*Task brief*: Locate the word "true" in the data below, then copy every line that holds it.

(Items from a data source)

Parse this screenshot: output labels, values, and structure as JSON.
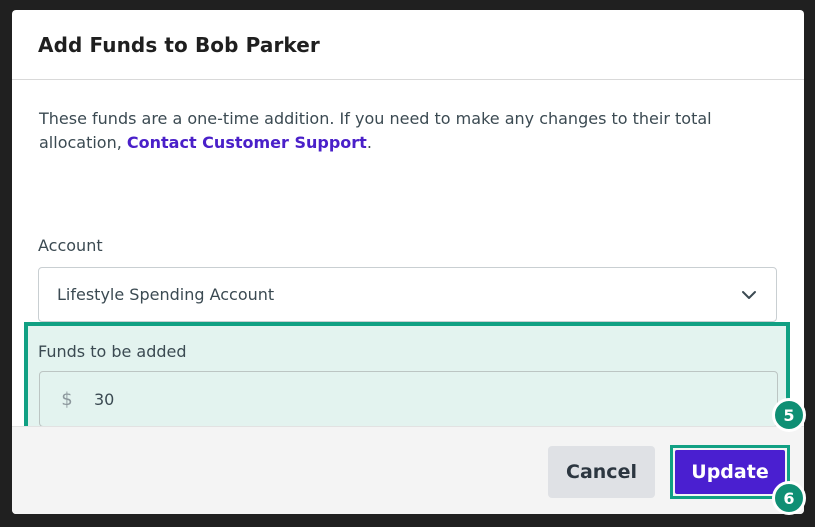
{
  "modal": {
    "title": "Add Funds to Bob Parker",
    "intro_text": "These funds are a one-time addition. If you need to make any changes to their total allocation, ",
    "intro_link": "Contact Customer Support",
    "intro_end": "."
  },
  "account": {
    "label": "Account",
    "selected": "Lifestyle Spending Account"
  },
  "funds": {
    "label": "Funds to be added",
    "currency": "$",
    "value": "30"
  },
  "footer": {
    "cancel_label": "Cancel",
    "update_label": "Update"
  },
  "badges": {
    "funds_step": "5",
    "update_step": "6"
  },
  "colors": {
    "accent": "#4a1fd0",
    "highlight": "#11a083",
    "highlight_bg": "#e3f3ef"
  }
}
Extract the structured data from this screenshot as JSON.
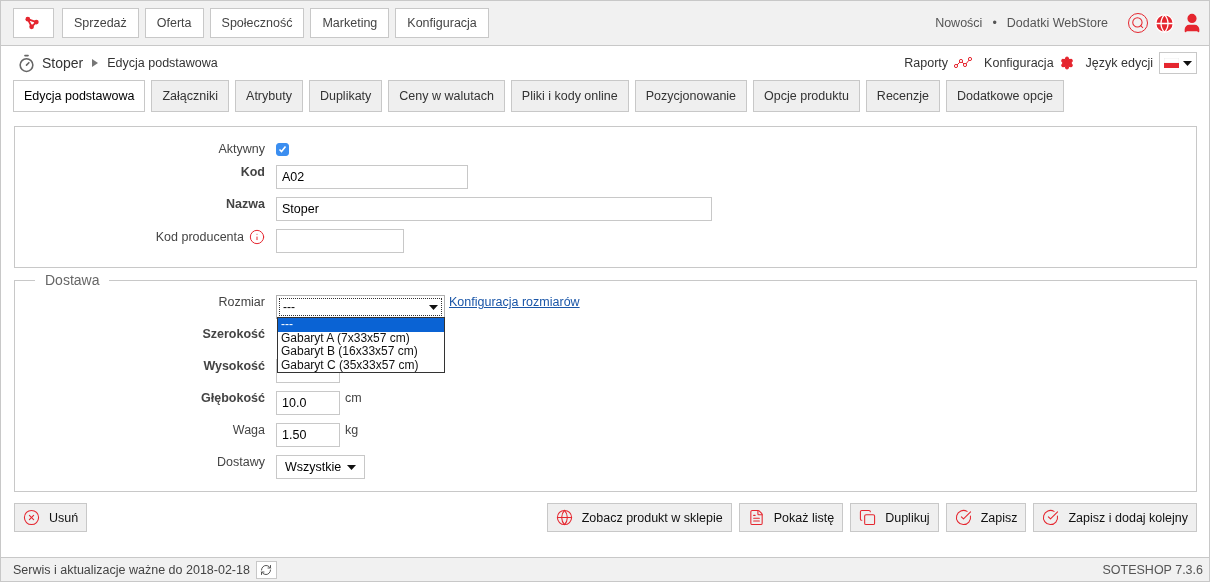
{
  "top_bar": {
    "menu": [
      {
        "label": "Sprzedaż"
      },
      {
        "label": "Oferta"
      },
      {
        "label": "Społeczność"
      },
      {
        "label": "Marketing"
      },
      {
        "label": "Konfiguracja"
      }
    ],
    "links": [
      "Nowości",
      "Dodatki WebStore"
    ],
    "separator": "•"
  },
  "breadcrumb": {
    "product": "Stoper",
    "current": "Edycja podstawowa"
  },
  "tools": [
    {
      "label": "Raporty",
      "kind": "chart"
    },
    {
      "label": "Konfiguracja",
      "kind": "gear"
    },
    {
      "label": "Język edycji",
      "kind": "language"
    }
  ],
  "tabs": [
    {
      "label": "Edycja podstawowa",
      "selected": true
    },
    {
      "label": "Załączniki",
      "selected": false
    },
    {
      "label": "Atrybuty",
      "selected": false
    },
    {
      "label": "Duplikaty",
      "selected": false
    },
    {
      "label": "Ceny w walutach",
      "selected": false
    },
    {
      "label": "Pliki i kody online",
      "selected": false
    },
    {
      "label": "Pozycjonowanie",
      "selected": false
    },
    {
      "label": "Opcje produktu",
      "selected": false
    },
    {
      "label": "Recenzje",
      "selected": false
    },
    {
      "label": "Dodatkowe opcje",
      "selected": false
    }
  ],
  "main_fields": [
    {
      "label": "Aktywny",
      "kind": "checkbox",
      "bold": false,
      "checked": true
    },
    {
      "label": "Kod",
      "kind": "text",
      "bold": true,
      "value": "A02"
    },
    {
      "label": "Nazwa",
      "kind": "text",
      "bold": true,
      "value": "Stoper"
    },
    {
      "label": "Kod producenta",
      "kind": "text",
      "bold": false,
      "info": true
    }
  ],
  "delivery": {
    "legend": "Dostawa",
    "fields": [
      {
        "label": "Rozmiar",
        "kind": "select",
        "bold": false,
        "value": "---",
        "link": "Konfiguracja rozmiarów",
        "options": [
          {
            "label": "---",
            "selected": true
          },
          {
            "label": "Gabaryt A (7x33x57 cm)",
            "selected": false
          },
          {
            "label": "Gabaryt B (16x33x57 cm)",
            "selected": false
          },
          {
            "label": "Gabaryt C (35x33x57 cm)",
            "selected": false
          }
        ]
      },
      {
        "label": "Szerokość",
        "kind": "hidden",
        "bold": true
      },
      {
        "label": "Wysokość",
        "kind": "covered",
        "bold": true
      },
      {
        "label": "Głębokość",
        "kind": "unit",
        "bold": true,
        "value": "10.0",
        "unit": "cm"
      },
      {
        "label": "Waga",
        "kind": "unit",
        "bold": false,
        "value": "1.50",
        "unit": "kg"
      },
      {
        "label": "Dostawy",
        "kind": "dropdown",
        "bold": false,
        "value": "Wszystkie"
      }
    ]
  },
  "actions_left": [
    {
      "label": "Usuń",
      "kind": "delete"
    }
  ],
  "actions_right": [
    {
      "label": "Zobacz produkt w sklepie",
      "kind": "globe"
    },
    {
      "label": "Pokaż listę",
      "kind": "list"
    },
    {
      "label": "Duplikuj",
      "kind": "copy"
    },
    {
      "label": "Zapisz",
      "kind": "check"
    },
    {
      "label": "Zapisz i dodaj kolejny",
      "kind": "check"
    }
  ],
  "status_bar": {
    "text": "Serwis i aktualizacje ważne do 2018-02-18",
    "version": "SOTESHOP 7.3.6"
  }
}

*Answer for this exercise*:
      "selected": true
      "checked": true
      "bold": true,
      "bold": true,
      "info": true
            "selected": true
        "bold": true
        "bold": true
        "bold": true,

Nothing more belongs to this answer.